Dataset records:
────────
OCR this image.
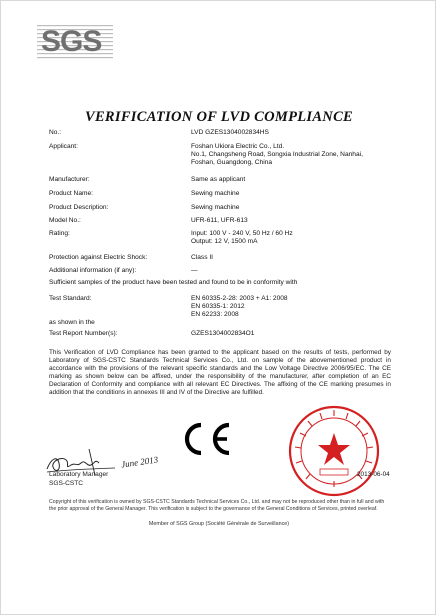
SGS
VERIFICATION OF LVD COMPLIANCE
No.:	LVD GZES1304002834HS
Applicant:	Foshan Ukiora Electric Co., Ltd.
No.1, Changsheng Road, Songxia Industrial Zone, Nanhai,
Foshan, Guangdong, China
Manufacturer:	Same as applicant
Product Name:	Sewing machine
Product Description:	Sewing machine
Model No.:	UFR-611, UFR-613
Rating:	Input: 100 V - 240 V, 50 Hz / 60 Hz
Output: 12 V, 1500 mA
Protection against Electric Shock:	Class II
Additional information (if any):	—
Sufficient samples of the product have been tested and found to be in conformity with
Test Standard:	EN 60335-2-28: 2003 + A1: 2008
EN 60335-1: 2012
EN 62233: 2008
as shown in the
Test Report Number(s):	GZES1304002834O1
This Verification of LVD Compliance has been granted to the applicant based on the results of tests, performed by Laboratory of SGS-CSTC Standards Technical Services Co., Ltd. on sample of the abovementioned product in accordance with the provisions of the relevant specific standards and the Low Voltage Directive 2006/95/EC. The CE marking as shown below can be affixed, under the responsibility of the manufacturer, after completion of an EC Declaration of Conformity and compliance with all relevant EC Directives. The affixing of the CE marking presumes in addition that the conditions in annexes III and IV of the Directive are fulfilled.
June 2013
Laboratory Manager
SGS-CSTC
2013-06-04
Copyright of this verification is owned by SGS-CSTC Standards Technical Services Co., Ltd. and may not be reproduced other than in full and with the prior approval of the General Manager. This verification is subject to the governance of the General Conditions of Services, printed overleaf.
Member of SGS Group (Société Générale de Surveillance)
────────
Drop the pictures and reproduce the rest of the entries above exactly.

OCR this image.
SGS
VERIFICATION OF LVD COMPLIANCE
No.:	LVD GZES1304002834HS
Applicant:	Foshan Ukiora Electric Co., Ltd.
No.1, Changsheng Road, Songxia Industrial Zone, Nanhai,
Foshan, Guangdong, China
Manufacturer:	Same as applicant
Product Name:	Sewing machine
Product Description:	Sewing machine
Model No.:	UFR-611, UFR-613
Rating:	Input: 100 V - 240 V, 50 Hz / 60 Hz
Output: 12 V, 1500 mA
Protection against Electric Shock:	Class II
Additional information (if any):	—
Sufficient samples of the product have been tested and found to be in conformity with
Test Standard:	EN 60335-2-28: 2003 + A1: 2008
EN 60335-1: 2012
EN 62233: 2008
as shown in the
Test Report Number(s):	GZES1304002834O1
This Verification of LVD Compliance has been granted to the applicant based on the results of tests, performed by Laboratory of SGS-CSTC Standards Technical Services Co., Ltd. on sample of the abovementioned product in accordance with the provisions of the relevant specific standards and the Low Voltage Directive 2006/95/EC. The CE marking as shown below can be affixed, under the responsibility of the manufacturer, after completion of an EC Declaration of Conformity and compliance with all relevant EC Directives. The affixing of the CE marking presumes in addition that the conditions in annexes III and IV of the Directive are fulfilled.
June 2013
Laboratory Manager
SGS-CSTC
2013-06-04
Copyright of this verification is owned by SGS-CSTC Standards Technical Services Co., Ltd. and may not be reproduced other than in full and with the prior approval of the General Manager. This verification is subject to the governance of the General Conditions of Services, printed overleaf.
Member of SGS Group (Société Générale de Surveillance)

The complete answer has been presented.